Make a tally of the lines in the records that include the string "definition", and give only that number.

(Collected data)
** BEGIN **
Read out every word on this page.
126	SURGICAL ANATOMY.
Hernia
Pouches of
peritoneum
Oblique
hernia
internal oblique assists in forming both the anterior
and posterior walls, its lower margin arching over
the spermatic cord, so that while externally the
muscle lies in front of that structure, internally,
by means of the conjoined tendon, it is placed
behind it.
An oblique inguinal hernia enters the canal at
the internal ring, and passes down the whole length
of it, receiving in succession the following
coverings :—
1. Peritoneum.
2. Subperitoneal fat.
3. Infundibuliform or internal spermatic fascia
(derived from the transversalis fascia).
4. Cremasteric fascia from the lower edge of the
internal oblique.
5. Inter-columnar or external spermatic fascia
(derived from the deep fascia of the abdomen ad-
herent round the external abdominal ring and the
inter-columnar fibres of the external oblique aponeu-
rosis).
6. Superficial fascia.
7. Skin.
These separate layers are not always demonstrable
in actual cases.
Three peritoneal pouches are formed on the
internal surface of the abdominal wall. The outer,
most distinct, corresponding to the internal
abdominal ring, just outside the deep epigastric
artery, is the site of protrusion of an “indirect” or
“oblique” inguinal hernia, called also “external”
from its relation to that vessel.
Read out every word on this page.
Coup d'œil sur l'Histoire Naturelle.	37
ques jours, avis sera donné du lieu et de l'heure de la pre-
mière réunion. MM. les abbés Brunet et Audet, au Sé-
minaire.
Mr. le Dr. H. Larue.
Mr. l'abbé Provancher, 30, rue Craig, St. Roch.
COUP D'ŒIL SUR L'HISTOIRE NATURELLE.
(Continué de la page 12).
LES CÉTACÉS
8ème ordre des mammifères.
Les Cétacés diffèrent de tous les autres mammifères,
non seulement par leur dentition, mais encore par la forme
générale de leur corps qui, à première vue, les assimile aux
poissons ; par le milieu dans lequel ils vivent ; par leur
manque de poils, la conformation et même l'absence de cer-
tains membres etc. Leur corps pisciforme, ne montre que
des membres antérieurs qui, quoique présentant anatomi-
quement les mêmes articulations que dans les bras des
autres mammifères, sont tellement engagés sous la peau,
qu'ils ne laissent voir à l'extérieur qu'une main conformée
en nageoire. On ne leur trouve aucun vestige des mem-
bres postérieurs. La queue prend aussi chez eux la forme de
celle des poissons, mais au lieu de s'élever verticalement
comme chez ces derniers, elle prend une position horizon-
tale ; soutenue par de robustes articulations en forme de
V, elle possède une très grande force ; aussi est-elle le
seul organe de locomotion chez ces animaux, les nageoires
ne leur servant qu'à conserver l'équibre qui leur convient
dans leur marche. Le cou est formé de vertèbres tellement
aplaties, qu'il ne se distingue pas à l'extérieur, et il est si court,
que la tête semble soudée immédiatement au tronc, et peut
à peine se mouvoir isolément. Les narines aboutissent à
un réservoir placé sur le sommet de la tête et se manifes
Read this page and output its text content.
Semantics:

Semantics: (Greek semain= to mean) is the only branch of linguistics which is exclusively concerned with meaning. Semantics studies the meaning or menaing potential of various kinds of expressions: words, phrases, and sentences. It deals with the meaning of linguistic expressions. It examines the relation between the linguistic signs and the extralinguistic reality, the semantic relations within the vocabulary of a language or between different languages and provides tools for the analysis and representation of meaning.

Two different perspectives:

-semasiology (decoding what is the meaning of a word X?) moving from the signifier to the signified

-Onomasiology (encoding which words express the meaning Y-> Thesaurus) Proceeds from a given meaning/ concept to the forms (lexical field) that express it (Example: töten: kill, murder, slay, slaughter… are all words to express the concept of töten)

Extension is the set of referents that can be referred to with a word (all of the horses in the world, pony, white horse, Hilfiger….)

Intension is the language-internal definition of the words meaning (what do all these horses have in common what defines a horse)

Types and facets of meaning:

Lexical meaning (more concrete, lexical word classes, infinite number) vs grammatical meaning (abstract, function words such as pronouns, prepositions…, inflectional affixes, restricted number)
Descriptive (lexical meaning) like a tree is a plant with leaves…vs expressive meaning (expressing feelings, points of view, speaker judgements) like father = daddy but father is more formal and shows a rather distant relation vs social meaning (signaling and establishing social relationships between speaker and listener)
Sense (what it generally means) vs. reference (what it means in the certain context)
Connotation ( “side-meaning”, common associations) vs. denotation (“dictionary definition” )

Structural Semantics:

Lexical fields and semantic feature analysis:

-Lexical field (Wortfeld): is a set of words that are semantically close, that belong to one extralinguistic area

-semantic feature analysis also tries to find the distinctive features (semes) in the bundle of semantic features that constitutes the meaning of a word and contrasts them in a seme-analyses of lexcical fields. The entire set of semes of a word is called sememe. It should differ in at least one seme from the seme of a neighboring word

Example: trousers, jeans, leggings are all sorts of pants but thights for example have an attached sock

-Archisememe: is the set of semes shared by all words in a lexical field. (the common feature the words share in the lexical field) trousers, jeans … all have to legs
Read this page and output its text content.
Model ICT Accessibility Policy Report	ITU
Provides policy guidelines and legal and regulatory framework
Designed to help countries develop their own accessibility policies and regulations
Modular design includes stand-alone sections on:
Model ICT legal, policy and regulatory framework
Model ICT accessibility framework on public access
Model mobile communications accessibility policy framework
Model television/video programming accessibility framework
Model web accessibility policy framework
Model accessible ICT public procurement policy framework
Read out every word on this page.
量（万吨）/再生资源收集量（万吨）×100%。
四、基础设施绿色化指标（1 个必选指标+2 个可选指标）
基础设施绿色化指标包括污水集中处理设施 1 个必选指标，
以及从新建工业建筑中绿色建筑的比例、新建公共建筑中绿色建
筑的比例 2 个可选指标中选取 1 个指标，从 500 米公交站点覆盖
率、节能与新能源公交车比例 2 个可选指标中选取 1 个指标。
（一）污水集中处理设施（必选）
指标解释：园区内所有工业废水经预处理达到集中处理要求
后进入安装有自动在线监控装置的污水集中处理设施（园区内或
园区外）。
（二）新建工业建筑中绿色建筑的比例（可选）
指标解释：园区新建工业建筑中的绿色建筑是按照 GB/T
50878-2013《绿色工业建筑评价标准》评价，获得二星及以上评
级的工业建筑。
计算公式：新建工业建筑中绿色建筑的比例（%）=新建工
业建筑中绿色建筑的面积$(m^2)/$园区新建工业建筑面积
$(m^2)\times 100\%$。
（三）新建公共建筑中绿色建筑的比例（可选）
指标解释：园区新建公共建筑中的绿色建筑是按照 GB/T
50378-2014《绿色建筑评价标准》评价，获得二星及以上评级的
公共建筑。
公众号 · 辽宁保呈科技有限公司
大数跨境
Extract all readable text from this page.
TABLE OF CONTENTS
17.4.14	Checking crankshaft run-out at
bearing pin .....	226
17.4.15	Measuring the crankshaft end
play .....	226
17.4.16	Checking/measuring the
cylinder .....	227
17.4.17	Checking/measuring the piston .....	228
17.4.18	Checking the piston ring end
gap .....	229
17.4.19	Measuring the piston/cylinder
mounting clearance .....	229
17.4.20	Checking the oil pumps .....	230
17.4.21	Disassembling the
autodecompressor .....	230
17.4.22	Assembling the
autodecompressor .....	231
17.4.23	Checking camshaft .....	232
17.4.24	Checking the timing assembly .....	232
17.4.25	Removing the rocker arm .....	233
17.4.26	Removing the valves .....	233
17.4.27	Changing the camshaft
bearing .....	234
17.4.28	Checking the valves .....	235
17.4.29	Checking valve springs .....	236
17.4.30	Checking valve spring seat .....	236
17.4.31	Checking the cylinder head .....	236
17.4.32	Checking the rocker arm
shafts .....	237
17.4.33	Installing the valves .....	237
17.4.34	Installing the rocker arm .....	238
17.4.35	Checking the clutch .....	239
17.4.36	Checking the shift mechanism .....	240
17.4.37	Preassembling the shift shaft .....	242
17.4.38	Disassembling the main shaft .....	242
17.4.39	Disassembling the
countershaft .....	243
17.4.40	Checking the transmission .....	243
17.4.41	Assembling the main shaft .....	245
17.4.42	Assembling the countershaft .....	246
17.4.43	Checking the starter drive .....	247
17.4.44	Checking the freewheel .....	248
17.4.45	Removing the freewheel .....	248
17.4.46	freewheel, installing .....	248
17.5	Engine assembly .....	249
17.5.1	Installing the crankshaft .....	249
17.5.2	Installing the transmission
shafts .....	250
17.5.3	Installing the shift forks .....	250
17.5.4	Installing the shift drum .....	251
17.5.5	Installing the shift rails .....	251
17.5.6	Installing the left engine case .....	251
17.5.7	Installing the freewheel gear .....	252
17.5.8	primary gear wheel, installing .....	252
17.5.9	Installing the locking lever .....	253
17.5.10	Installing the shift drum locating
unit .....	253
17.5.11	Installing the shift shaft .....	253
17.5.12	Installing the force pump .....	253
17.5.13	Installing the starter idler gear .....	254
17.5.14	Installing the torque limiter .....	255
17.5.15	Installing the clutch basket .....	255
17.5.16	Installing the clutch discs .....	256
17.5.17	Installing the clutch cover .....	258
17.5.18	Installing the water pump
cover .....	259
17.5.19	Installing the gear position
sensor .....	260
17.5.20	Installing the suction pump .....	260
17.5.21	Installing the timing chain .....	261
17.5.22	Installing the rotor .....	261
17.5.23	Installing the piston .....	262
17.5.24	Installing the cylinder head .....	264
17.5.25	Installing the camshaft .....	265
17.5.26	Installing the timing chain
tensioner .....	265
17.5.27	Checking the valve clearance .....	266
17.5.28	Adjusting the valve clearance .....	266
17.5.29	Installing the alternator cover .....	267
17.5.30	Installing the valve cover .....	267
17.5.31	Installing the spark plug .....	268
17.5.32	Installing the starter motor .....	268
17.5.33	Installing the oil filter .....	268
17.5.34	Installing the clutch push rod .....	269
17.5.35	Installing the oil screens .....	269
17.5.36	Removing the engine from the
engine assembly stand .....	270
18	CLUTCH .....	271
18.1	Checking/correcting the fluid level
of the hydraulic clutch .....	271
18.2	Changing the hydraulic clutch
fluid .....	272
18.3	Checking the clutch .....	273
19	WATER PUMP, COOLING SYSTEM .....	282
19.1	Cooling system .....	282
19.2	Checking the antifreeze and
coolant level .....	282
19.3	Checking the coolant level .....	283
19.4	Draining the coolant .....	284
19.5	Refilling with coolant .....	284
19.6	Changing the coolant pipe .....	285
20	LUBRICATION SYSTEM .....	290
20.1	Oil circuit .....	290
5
** END **
▶ [EXERCISE RESPONSE]
2